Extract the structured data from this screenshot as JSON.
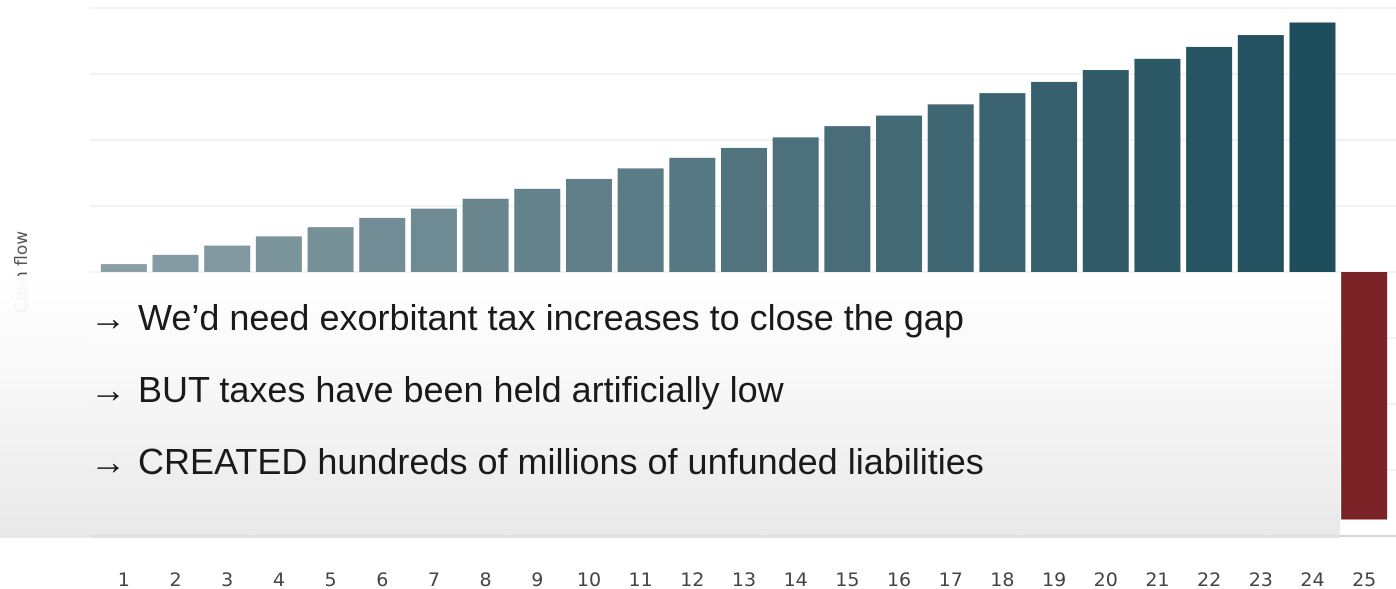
{
  "chart_data": {
    "type": "bar",
    "title": "",
    "xlabel": "",
    "ylabel": "Cash flow",
    "categories": [
      "1",
      "2",
      "3",
      "4",
      "5",
      "6",
      "7",
      "8",
      "9",
      "10",
      "11",
      "12",
      "13",
      "14",
      "15",
      "16",
      "17",
      "18",
      "19",
      "20",
      "21",
      "22",
      "23",
      "24",
      "25"
    ],
    "values": [
      1.2,
      2.6,
      4.0,
      5.4,
      6.8,
      8.2,
      9.6,
      11.1,
      12.6,
      14.1,
      15.7,
      17.3,
      18.8,
      20.4,
      22.1,
      23.7,
      25.4,
      27.1,
      28.8,
      30.6,
      32.3,
      34.1,
      35.9,
      37.8,
      -37.5
    ],
    "ylim": [
      -40,
      40
    ],
    "grid": true,
    "colors": {
      "positive_start": "#8a9fa6",
      "positive_end": "#1e4d5c",
      "negative": "#7b2226"
    }
  },
  "bullets": [
    {
      "arrow": "→",
      "text": "We’d need exorbitant tax increases to close the gap"
    },
    {
      "arrow": "→",
      "text": "BUT taxes have been held artificially low"
    },
    {
      "arrow": "→",
      "text": "CREATED hundreds of millions of unfunded liabilities"
    }
  ]
}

* * * * * * * * *

Return a copy of every line that includes the word "text".

Solution for this exercise:
      "text": "We’d need exorbitant tax increases to close the gap"
      "text": "BUT taxes have been held artificially low"
      "text": "CREATED hundreds of millions of unfunded liabilities"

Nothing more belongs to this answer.